■ WORK REQUIRED ■
In the records below, find each line with the word "ylabel" and copy it.

■ DATASET CONTENT ■
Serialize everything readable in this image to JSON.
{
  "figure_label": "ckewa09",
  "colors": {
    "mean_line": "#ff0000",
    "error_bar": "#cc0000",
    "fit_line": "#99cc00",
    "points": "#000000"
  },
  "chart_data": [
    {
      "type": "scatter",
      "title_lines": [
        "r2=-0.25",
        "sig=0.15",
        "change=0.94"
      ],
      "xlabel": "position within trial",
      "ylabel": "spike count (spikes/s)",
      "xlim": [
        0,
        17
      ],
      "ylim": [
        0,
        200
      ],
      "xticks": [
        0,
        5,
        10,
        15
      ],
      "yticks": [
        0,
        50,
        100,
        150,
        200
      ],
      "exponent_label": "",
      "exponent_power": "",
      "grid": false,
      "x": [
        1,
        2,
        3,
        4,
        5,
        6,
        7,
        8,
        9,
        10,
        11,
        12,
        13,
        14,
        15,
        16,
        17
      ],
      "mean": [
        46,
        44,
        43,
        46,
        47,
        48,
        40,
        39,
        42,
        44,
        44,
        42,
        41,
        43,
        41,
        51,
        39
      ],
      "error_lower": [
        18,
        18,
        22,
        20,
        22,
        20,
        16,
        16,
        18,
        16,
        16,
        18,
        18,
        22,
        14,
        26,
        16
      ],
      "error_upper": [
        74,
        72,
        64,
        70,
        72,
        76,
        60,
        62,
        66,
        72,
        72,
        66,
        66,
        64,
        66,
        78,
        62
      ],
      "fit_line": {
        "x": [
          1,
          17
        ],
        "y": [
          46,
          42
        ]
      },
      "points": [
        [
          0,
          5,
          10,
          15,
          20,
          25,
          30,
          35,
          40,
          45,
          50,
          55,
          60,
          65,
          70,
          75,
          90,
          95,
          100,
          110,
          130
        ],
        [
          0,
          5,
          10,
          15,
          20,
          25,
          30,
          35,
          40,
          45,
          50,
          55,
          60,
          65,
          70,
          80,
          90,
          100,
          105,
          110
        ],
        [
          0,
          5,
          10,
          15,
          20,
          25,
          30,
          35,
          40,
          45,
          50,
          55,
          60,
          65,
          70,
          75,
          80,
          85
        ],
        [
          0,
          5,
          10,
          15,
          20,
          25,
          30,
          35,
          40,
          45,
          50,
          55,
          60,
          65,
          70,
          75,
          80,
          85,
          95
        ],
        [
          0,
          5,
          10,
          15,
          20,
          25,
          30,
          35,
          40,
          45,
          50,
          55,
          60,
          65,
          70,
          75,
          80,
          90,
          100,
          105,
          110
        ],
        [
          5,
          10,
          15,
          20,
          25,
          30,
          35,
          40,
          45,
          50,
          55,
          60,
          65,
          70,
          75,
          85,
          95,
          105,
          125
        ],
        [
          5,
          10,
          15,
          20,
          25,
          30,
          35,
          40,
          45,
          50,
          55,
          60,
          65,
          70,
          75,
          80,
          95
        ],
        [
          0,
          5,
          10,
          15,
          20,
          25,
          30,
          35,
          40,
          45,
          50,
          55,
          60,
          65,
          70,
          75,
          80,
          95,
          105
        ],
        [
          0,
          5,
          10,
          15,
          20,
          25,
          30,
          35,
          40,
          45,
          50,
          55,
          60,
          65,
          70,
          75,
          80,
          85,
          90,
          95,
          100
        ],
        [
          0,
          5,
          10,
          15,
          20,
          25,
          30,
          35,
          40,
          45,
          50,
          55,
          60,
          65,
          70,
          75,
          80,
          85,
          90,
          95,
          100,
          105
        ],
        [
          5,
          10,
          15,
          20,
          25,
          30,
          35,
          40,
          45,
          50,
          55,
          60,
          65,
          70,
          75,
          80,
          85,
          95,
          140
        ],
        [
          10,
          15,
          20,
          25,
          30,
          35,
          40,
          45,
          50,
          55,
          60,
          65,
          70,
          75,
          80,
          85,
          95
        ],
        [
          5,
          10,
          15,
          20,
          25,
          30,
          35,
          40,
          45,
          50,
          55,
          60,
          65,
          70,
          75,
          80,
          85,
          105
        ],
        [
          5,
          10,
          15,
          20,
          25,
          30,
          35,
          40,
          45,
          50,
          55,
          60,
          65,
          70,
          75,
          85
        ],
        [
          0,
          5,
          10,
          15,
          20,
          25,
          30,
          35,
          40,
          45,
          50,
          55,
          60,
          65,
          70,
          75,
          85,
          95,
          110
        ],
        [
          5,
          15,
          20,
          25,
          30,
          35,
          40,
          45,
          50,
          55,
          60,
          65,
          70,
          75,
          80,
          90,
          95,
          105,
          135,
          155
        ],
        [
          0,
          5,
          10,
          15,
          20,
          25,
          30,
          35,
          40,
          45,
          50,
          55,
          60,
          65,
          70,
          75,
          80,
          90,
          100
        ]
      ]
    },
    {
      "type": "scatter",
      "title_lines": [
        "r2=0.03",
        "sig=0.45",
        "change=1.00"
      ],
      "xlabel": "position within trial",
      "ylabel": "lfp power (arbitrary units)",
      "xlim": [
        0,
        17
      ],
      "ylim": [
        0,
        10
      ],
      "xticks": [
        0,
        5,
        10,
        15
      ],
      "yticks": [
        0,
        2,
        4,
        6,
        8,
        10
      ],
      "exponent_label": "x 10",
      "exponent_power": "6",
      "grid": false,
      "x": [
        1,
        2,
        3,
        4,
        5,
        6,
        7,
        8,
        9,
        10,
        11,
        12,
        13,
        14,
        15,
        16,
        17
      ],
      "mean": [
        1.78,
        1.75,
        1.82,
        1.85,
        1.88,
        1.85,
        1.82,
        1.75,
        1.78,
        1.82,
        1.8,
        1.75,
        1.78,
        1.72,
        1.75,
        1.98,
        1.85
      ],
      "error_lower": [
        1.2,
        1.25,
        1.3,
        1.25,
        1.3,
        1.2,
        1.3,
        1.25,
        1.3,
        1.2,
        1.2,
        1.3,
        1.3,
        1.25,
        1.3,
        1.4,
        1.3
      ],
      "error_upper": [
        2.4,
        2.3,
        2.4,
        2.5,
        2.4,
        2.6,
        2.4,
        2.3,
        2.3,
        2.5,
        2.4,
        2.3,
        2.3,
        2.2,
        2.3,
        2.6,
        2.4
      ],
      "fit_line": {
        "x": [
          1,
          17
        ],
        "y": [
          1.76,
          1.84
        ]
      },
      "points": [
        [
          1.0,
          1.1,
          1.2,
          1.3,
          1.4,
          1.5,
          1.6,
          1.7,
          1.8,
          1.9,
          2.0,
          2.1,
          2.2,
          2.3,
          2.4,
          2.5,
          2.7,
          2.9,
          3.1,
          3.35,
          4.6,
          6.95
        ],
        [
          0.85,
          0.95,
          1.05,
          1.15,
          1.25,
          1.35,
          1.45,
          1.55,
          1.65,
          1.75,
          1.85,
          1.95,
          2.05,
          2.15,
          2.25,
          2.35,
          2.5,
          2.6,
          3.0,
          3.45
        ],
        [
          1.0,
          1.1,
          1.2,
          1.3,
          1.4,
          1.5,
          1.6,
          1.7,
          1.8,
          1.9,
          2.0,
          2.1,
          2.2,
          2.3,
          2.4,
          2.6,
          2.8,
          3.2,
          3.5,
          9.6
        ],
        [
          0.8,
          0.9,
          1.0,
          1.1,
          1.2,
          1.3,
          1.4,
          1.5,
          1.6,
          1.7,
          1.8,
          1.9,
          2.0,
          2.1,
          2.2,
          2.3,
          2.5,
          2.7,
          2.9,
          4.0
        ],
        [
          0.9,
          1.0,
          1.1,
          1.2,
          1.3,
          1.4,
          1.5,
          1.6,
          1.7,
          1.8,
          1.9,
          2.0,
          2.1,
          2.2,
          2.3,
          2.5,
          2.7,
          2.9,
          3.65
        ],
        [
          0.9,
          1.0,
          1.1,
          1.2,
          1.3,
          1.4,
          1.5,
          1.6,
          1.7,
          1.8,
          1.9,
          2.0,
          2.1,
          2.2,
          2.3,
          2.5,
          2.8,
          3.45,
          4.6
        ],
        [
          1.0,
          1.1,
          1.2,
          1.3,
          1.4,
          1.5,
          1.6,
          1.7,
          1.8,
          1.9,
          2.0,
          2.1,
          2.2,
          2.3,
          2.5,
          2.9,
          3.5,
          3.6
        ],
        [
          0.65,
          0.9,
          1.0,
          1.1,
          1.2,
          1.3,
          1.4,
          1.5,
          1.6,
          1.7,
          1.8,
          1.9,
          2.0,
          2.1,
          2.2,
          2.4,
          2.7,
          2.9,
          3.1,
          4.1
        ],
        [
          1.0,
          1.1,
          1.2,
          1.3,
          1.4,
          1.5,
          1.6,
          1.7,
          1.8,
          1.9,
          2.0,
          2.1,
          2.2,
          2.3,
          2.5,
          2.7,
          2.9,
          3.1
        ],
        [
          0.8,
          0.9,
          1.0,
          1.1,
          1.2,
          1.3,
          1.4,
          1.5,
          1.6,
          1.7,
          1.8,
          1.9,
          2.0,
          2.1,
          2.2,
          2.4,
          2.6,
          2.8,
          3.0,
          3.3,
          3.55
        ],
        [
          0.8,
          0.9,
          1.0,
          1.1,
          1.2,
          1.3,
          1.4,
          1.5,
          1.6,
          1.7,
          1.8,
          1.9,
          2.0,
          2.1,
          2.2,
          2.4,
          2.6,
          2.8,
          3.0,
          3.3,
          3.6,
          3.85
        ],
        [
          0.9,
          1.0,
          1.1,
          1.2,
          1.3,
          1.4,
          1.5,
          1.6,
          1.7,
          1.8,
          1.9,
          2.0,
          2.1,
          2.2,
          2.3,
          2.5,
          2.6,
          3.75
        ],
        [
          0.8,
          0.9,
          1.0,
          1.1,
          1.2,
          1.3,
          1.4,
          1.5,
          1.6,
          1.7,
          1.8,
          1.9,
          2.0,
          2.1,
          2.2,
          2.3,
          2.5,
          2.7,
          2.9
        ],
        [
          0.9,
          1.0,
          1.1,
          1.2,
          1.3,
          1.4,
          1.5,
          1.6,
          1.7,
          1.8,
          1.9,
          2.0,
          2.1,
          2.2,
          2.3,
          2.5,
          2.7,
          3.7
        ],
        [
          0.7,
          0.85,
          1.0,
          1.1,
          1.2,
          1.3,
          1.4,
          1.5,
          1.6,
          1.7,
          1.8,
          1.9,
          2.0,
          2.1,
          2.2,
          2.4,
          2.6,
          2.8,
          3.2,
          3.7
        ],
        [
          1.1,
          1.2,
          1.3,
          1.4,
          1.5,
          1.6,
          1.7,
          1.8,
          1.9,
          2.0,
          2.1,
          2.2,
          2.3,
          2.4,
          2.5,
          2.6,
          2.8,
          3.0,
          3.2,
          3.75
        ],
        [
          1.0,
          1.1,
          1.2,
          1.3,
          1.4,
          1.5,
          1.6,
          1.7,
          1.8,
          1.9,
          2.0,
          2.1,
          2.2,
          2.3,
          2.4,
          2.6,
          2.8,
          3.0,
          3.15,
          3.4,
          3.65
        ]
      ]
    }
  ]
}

■ RESULT ■
      "ylabel": "spike count (spikes/s)",
      "ylabel": "lfp power (arbitrary units)",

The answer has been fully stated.